### Document text
((
Hidden Kuiper Belt Objects Detected by New Horizons and Subaru Could Transform Understanding of Solar System Origins

Recent observations from the Subaru Telescope, combined with the New Horizons spacecraft, have suggested the presence of undiscovered Kuiper Belt objects, possibly revolutionizing our understanding of the Solar System’s formation.

Ground and space-based telescopes have unveiled potential clusters of objects at great distances, offering new insights into the primordial solar nebula and the planet formation process.

Discovering the Unknown: Kuiper Belt’s New Frontiers

Survey observations using the Subaru Telescope’s ultra-widefield prime focus camera have revealed that there may be a population of small bodies further out in the Kuiper Belt waiting to be discovered. The results, which are important for understanding the formation of the Solar System, were obtained through an international collaboration between the Subaru Telescope and the New Horizons spacecraft traveling through the outer Solar System.

NASA’s New Horizons spacecraft was launched in 2006 with the critical mission of observing the surfaces of outer Solar System bodies up close for the first time in human history; it successfully completed a flyby of the Pluto system in 2015, and in 2019 it made a flyby of one of the Kuiper Belt objects, (486958) Arrokoth. There have been five spacecraft that have flown to the outer Solar System (including New Horizons), but New Horizons is the only spacecraft that has flown through the Kuiper Belt while observing Kuiper Belt objects.^[1]

When observing Kuiper Belt objects from the ground, we can only observe them at small solar phase angles (the angle between the sun, the object, and the observer). On the other hand, when observing a Kuiper Belt object from a spacecraft in the Kuiper Belt, the same object can be observed at various phase angles and its reflection characteristics can be used to estimate the surface properties of the object. This is something only New Horizons can do.

Telescopic Collaborations Enhance Space Missions

However, the camera on the spacecraft has a narrow field of view and cannot discover Kuiper Belt objects on its own. This is where the Subaru Telescope comes in. The Subaru Telescope uses its wide-field camera to find many Kuiper Belt objects and then narrow down the list of objects that the spacecraft can fly by and observe. This collaboration between New Horizons and the Subaru Telescope began in 2004.

For observations conducted during 2004-2005 with Subaru Telescope’s prime focus camera (Suprime-Cam), due to the orbital relationship between Pluto and the spacecraft, an area near the center of the Milky Way Galaxy got caught in the background of the search area for Kuiper Belt objects. Although it was extremely difficult to search for Solar System objects with many background stars, the research team was able to find 24 Kuiper Belt objects (for more information, see Reference 1  Buie et al. 2024).

The Quest for Distant Kuiper Belt Objects Continues

Unfortunately, the Kuiper belt objects so far found during this observation require too much fuel for the spacecraft to flyby, but new ones at great distances may fall within the available fuel reach of New Horizons. In 2020, deeper observations began with Hyper Suprime-Cam (HSC) on the Subaru Telescope, and by 2023, there had been 239 Kuiper Belt objects discovered (for more information, see Reference 2 Fraser et al. 2024).
))
### Records provided
((
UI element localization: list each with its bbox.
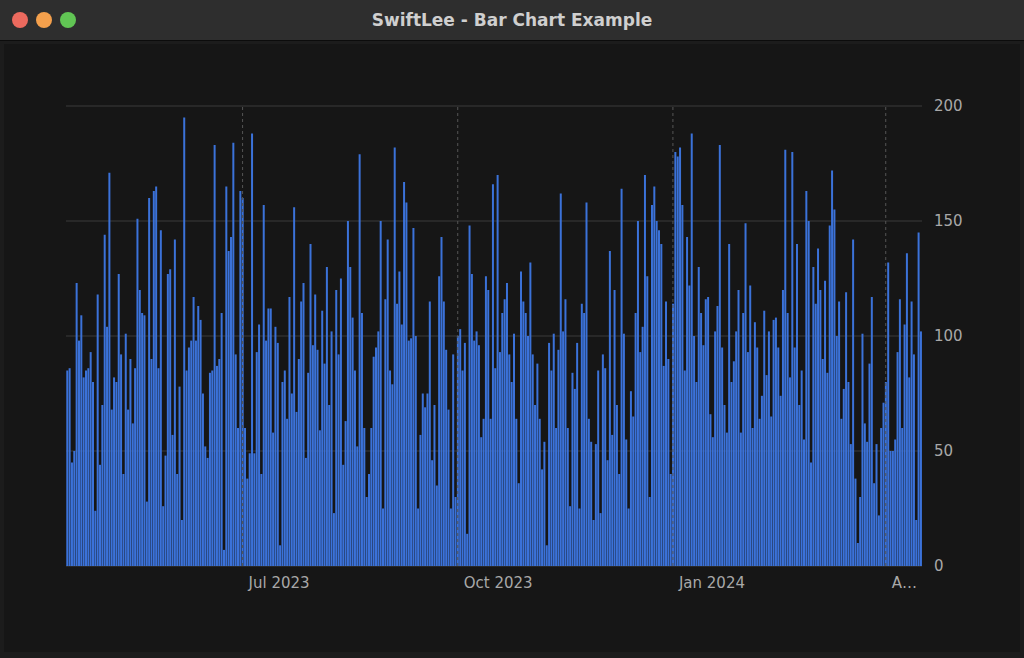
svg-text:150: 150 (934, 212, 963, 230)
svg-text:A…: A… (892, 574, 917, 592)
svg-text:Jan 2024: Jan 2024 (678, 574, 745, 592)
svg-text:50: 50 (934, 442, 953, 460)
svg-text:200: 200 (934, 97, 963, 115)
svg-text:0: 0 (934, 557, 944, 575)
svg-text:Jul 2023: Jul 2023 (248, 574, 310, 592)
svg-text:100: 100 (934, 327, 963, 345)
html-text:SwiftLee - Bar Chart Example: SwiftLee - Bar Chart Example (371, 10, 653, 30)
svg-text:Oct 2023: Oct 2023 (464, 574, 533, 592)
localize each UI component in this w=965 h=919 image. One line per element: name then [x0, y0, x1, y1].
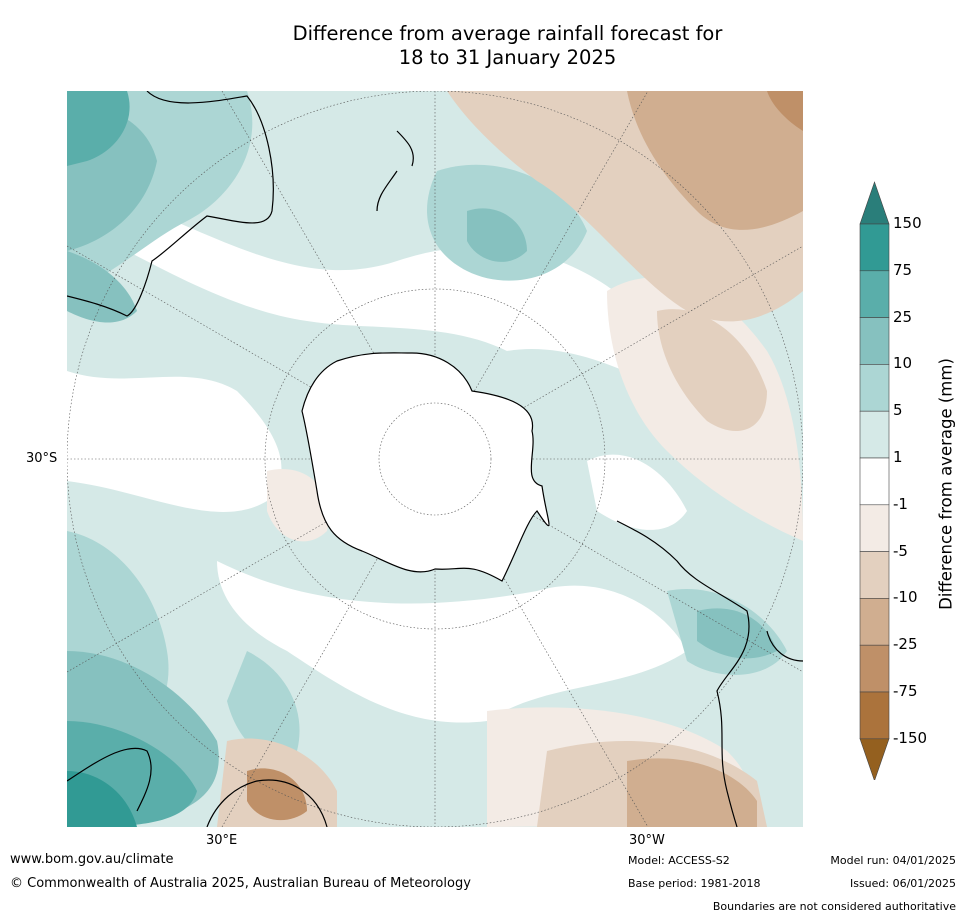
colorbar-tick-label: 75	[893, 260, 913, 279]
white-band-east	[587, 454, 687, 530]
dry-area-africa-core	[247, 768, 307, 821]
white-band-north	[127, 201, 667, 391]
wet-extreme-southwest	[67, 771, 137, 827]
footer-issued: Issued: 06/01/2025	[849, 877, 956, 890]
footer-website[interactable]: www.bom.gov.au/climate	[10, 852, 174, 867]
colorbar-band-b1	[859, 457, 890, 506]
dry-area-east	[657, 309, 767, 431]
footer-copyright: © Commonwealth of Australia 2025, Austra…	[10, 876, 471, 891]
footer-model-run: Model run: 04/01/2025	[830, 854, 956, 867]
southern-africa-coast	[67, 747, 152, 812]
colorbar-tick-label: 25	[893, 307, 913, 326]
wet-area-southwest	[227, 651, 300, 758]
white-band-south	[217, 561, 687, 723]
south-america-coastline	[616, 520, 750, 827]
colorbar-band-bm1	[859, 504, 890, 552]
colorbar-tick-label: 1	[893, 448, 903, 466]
))
### Exercise 1
List the section headings that appear under the title of the Kuiper Belt article.
### Exercise 2
Answer these questions from the Kuiper Belt article:
(a) In what year did New Horizons fly past the Pluto system?
(b) How many Kuiper Belt objects did the team find in the 2004-2005 Suprime-Cam observations?
(c) By 2023, how many Kuiper Belt objects had the Hyper Suprime-Cam observations discovered?

### Task answer 1
Discovering the Unknown: Kuiper Belt’s New Frontiers
Telescopic Collaborations Enhance Space Missions
The Quest for Distant Kuiper Belt Objects Continues

### Task answer 2
(a) 2015
(b) 24
(c) 239